◆ **STATED PROBLEM**:
Look through the lines below and state how many hold the word "content". Write only the number.

═══

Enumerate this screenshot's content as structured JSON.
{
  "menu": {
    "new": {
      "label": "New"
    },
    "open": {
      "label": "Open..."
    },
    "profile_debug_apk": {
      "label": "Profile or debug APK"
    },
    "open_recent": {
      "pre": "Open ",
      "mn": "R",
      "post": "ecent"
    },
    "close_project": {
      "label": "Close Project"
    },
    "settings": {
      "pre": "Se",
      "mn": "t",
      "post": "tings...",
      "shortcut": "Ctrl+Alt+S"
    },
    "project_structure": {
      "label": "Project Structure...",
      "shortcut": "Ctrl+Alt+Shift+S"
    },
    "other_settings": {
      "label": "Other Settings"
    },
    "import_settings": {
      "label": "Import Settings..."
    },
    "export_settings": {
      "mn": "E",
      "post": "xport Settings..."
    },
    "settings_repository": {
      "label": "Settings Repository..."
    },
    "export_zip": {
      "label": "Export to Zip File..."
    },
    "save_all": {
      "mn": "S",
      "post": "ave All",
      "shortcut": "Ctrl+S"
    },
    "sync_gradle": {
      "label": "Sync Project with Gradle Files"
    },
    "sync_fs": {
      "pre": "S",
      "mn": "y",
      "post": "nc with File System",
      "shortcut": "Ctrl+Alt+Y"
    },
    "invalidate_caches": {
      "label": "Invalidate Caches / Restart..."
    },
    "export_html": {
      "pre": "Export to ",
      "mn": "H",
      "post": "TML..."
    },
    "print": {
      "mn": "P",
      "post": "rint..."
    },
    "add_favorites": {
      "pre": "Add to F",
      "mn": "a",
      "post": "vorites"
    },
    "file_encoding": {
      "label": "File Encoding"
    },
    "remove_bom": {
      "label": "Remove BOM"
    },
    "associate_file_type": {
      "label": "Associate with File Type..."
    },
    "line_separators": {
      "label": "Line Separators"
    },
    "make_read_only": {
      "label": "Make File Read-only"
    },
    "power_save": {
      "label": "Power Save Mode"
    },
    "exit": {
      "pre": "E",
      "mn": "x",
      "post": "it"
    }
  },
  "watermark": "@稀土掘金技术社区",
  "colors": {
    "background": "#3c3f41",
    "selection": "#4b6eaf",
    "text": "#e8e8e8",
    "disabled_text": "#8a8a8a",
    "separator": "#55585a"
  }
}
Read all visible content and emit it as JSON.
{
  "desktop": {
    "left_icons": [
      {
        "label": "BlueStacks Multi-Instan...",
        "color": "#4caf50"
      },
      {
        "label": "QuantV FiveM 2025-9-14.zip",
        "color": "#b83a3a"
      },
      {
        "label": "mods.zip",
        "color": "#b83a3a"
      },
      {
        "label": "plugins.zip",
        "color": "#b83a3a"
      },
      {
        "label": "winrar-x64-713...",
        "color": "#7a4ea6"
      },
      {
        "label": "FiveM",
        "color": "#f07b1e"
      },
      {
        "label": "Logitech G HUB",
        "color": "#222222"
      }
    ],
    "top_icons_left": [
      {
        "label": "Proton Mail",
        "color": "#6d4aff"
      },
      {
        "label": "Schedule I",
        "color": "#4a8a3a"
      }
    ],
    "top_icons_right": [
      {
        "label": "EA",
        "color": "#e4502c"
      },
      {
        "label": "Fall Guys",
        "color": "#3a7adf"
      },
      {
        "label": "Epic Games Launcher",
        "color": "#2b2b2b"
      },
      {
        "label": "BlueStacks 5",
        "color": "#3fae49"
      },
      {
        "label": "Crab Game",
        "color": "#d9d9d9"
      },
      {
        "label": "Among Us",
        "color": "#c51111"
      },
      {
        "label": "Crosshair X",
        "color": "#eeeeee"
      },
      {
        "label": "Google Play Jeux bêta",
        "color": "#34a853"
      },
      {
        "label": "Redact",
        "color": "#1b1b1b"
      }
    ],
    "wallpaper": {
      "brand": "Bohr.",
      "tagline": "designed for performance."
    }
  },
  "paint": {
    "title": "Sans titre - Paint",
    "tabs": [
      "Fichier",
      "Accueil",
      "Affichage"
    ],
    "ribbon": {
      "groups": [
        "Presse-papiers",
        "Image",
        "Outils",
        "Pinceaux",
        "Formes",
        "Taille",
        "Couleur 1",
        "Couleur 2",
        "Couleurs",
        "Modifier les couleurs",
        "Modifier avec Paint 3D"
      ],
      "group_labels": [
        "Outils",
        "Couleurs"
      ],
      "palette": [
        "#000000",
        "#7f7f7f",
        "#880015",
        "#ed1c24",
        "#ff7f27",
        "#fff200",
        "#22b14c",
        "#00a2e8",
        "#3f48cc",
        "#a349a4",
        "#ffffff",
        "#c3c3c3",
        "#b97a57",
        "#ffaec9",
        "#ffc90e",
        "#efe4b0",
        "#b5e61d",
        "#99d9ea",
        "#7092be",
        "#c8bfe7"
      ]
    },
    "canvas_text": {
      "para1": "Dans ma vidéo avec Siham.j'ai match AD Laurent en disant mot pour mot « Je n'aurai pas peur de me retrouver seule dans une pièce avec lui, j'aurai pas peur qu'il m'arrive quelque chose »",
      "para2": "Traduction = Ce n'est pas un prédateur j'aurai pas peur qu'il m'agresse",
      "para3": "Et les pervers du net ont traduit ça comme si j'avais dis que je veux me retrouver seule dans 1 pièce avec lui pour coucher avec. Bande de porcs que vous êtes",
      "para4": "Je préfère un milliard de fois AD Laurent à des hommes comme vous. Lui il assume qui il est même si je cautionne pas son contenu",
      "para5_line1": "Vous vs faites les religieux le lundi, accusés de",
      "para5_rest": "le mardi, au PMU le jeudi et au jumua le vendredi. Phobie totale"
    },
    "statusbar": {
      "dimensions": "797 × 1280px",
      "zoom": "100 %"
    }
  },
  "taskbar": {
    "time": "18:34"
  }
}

═══

◆ **SOLUTION TO THE EXERCISE**:
2